→ Goal
Your reply should be one number: the count of lines holding the word "image".
:: Entries provided ::
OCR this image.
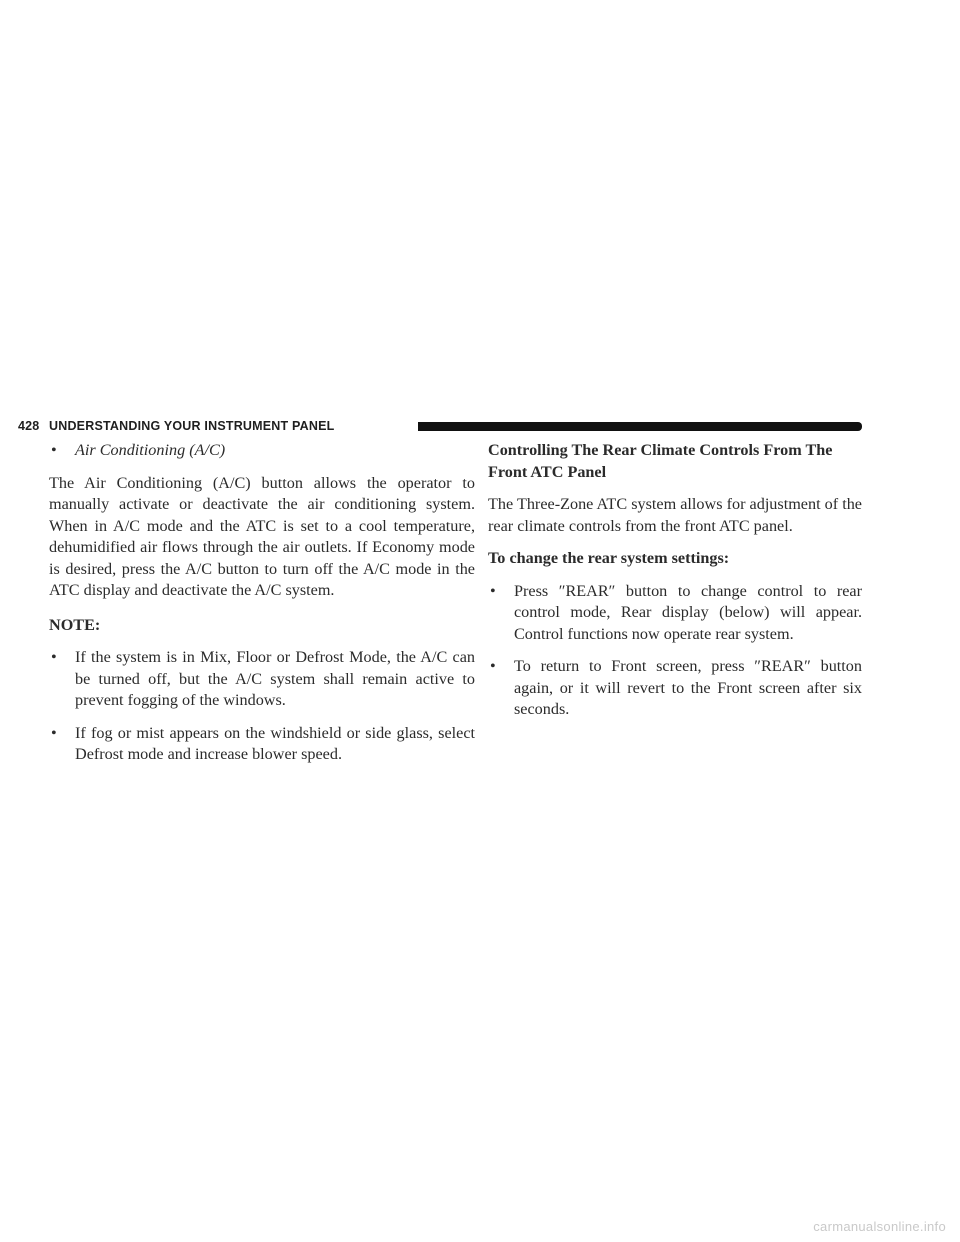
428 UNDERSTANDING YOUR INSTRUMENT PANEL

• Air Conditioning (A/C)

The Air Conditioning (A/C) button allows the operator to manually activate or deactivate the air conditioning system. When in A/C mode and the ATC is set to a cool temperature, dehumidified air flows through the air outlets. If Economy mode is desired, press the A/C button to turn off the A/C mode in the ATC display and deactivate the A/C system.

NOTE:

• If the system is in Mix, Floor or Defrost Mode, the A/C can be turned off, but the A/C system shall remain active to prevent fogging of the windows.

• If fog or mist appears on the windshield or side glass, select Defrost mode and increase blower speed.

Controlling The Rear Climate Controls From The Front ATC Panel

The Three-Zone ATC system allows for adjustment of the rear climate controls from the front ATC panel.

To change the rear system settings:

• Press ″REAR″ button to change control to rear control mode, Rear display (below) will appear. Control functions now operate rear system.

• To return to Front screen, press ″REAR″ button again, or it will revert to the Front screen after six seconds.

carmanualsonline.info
:::
:: Entries provided ::
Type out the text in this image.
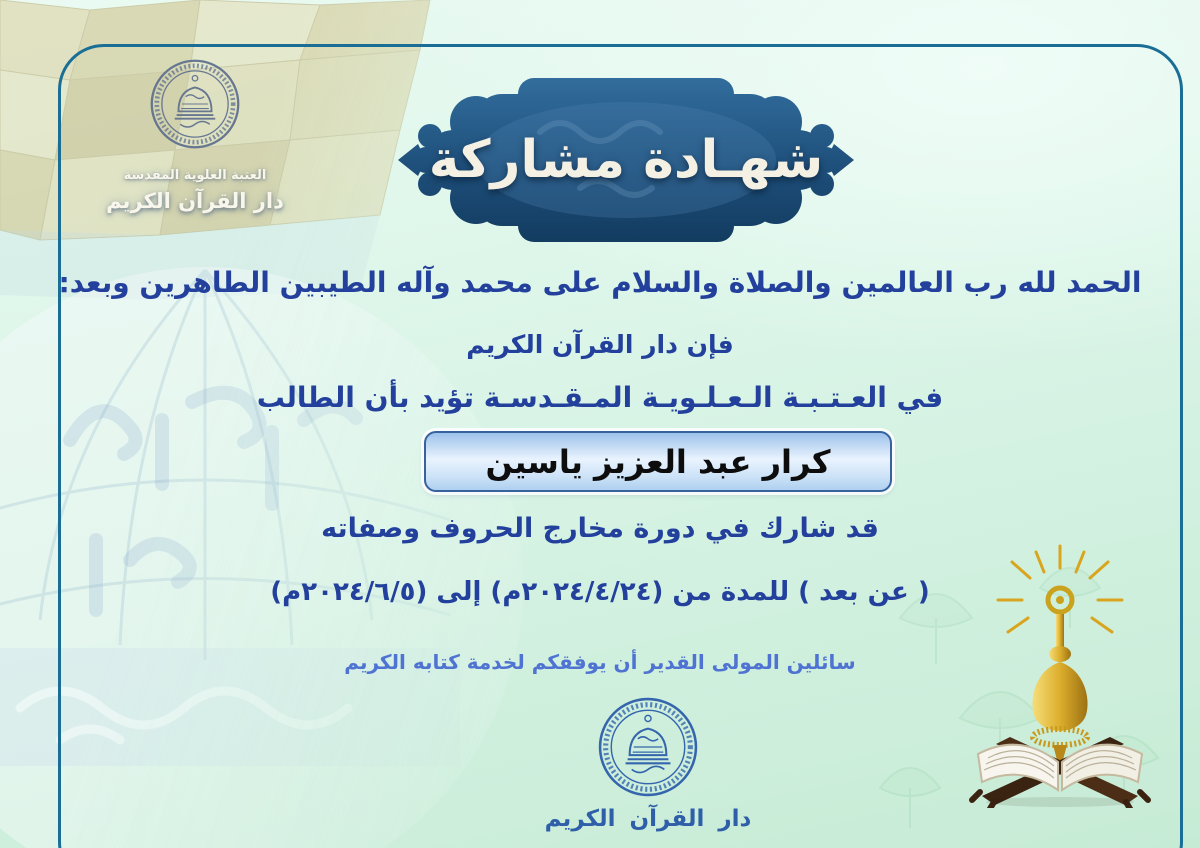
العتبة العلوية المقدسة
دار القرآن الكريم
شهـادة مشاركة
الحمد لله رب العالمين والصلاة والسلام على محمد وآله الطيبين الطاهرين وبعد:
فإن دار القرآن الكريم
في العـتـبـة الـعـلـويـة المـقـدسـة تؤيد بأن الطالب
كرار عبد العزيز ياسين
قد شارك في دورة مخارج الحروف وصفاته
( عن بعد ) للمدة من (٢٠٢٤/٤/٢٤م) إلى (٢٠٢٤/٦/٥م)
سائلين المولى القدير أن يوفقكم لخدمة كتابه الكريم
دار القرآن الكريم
:::
→ Final answer
2